Look below for the line that contains "Serialize everything readable", then quote it and all the lines after it, exactly, with the pictures left out.

## INFORMATION SHOWN
__________________________________________________

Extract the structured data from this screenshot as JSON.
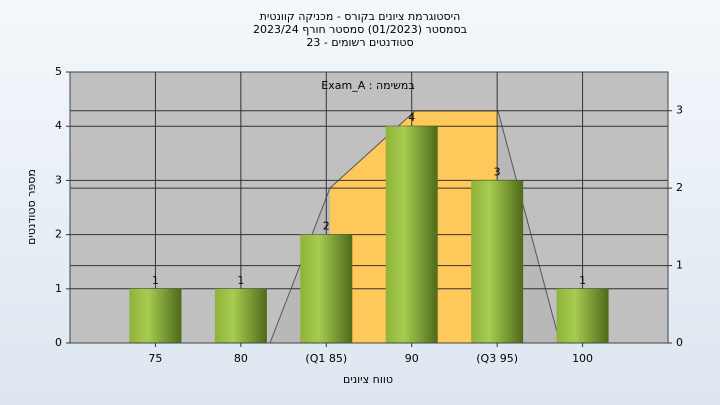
{
  "chart_data": {
    "type": "bar",
    "title": [
      "היסטוגרמת ציונים בקורס - מכניקה קוונטית",
      "בסמסטר  (01/2023)  סמסטר חורף 2023/24",
      "סטודנטים רשומים - 23"
    ],
    "annotation": "במשימה : Exam_A",
    "x_label": "טווח ציונים",
    "y_label": "מספר סטודנטים",
    "categories": [
      "75",
      "80",
      "(Q1 85)",
      "90",
      "(Q3 95)",
      "100"
    ],
    "values": [
      1,
      1,
      2,
      4,
      3,
      1
    ],
    "color": "#a8cc50",
    "ylim": [
      0,
      5
    ],
    "yticks": [
      0,
      1,
      2,
      3,
      4,
      5
    ],
    "y2lim": [
      0,
      3.5
    ],
    "y2ticks": [
      0,
      1,
      2,
      3
    ],
    "grid": true
  }
}
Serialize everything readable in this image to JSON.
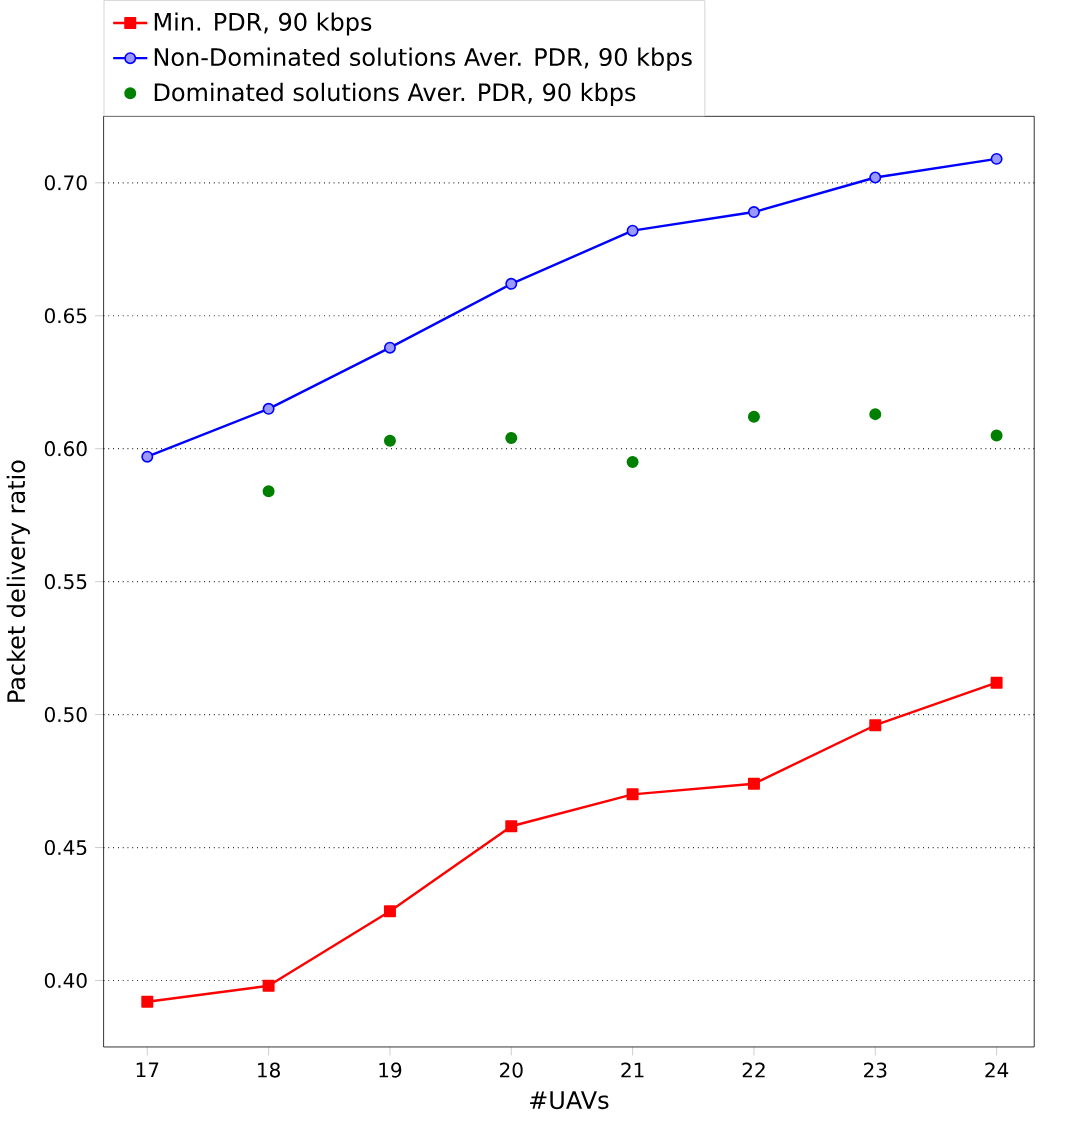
{
  "chart_data": {
    "type": "line",
    "xlabel": "#UAVs",
    "ylabel": "Packet delivery ratio",
    "x": [
      17,
      18,
      19,
      20,
      21,
      22,
      23,
      24
    ],
    "series": [
      {
        "name": "Min. PDR, 90 kbps",
        "color": "#ff0000",
        "marker": "square",
        "values": [
          0.392,
          0.398,
          0.426,
          0.458,
          0.47,
          0.474,
          0.496,
          0.512
        ]
      },
      {
        "name": "Non-Dominated solutions Aver. PDR, 90 kbps",
        "color": "#0000ff",
        "marker": "circle",
        "values": [
          0.597,
          0.615,
          0.638,
          0.662,
          0.682,
          0.689,
          0.702,
          0.709
        ]
      },
      {
        "name": "Dominated solutions Aver. PDR, 90 kbps",
        "type": "scatter",
        "color": "#008000",
        "marker": "circle",
        "x": [
          18,
          19,
          20,
          21,
          22,
          23,
          24
        ],
        "values": [
          0.584,
          0.603,
          0.604,
          0.595,
          0.612,
          0.613,
          0.605
        ]
      }
    ],
    "xlim": [
      16.64,
      24.31
    ],
    "ylim": [
      0.375,
      0.725
    ],
    "xticks": [
      17,
      18,
      19,
      20,
      21,
      22,
      23,
      24
    ],
    "yticks": [
      {
        "value": 0.4,
        "label": "0.40"
      },
      {
        "value": 0.45,
        "label": "0.45"
      },
      {
        "value": 0.5,
        "label": "0.50"
      },
      {
        "value": 0.55,
        "label": "0.55"
      },
      {
        "value": 0.6,
        "label": "0.60"
      },
      {
        "value": 0.65,
        "label": "0.65"
      },
      {
        "value": 0.7,
        "label": "0.70"
      }
    ],
    "grid": "y",
    "legend": "top"
  }
}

__________________________________________________

## OUTPUT FOR THIS TASK
Serialize everything readable in this image to JSON.
{
  "chart_data": {
    "type": "line",
    "xlabel": "#UAVs",
    "ylabel": "Packet delivery ratio",
    "x": [
      17,
      18,
      19,
      20,
      21,
      22,
      23,
      24
    ],
    "series": [
      {
        "name": "Min. PDR, 90 kbps",
        "color": "#ff0000",
        "marker": "square",
        "values": [
          0.392,
          0.398,
          0.426,
          0.458,
          0.47,
          0.474,
          0.496,
          0.512
        ]
      },
      {
        "name": "Non-Dominated solutions Aver. PDR, 90 kbps",
        "color": "#0000ff",
        "marker": "circle",
        "values": [
          0.597,
          0.615,
          0.638,
          0.662,
          0.682,
          0.689,
          0.702,
          0.709
        ]
      },
      {
        "name": "Dominated solutions Aver. PDR, 90 kbps",
        "type": "scatter",
        "color": "#008000",
        "marker": "circle",
        "x": [
          18,
          19,
          20,
          21,
          22,
          23,
          24
        ],
        "values": [
          0.584,
          0.603,
          0.604,
          0.595,
          0.612,
          0.613,
          0.605
        ]
      }
    ],
    "xlim": [
      16.64,
      24.31
    ],
    "ylim": [
      0.375,
      0.725
    ],
    "xticks": [
      17,
      18,
      19,
      20,
      21,
      22,
      23,
      24
    ],
    "yticks": [
      {
        "value": 0.4,
        "label": "0.40"
      },
      {
        "value": 0.45,
        "label": "0.45"
      },
      {
        "value": 0.5,
        "label": "0.50"
      },
      {
        "value": 0.55,
        "label": "0.55"
      },
      {
        "value": 0.6,
        "label": "0.60"
      },
      {
        "value": 0.65,
        "label": "0.65"
      },
      {
        "value": 0.7,
        "label": "0.70"
      }
    ],
    "grid": "y",
    "legend": "top"
  }
}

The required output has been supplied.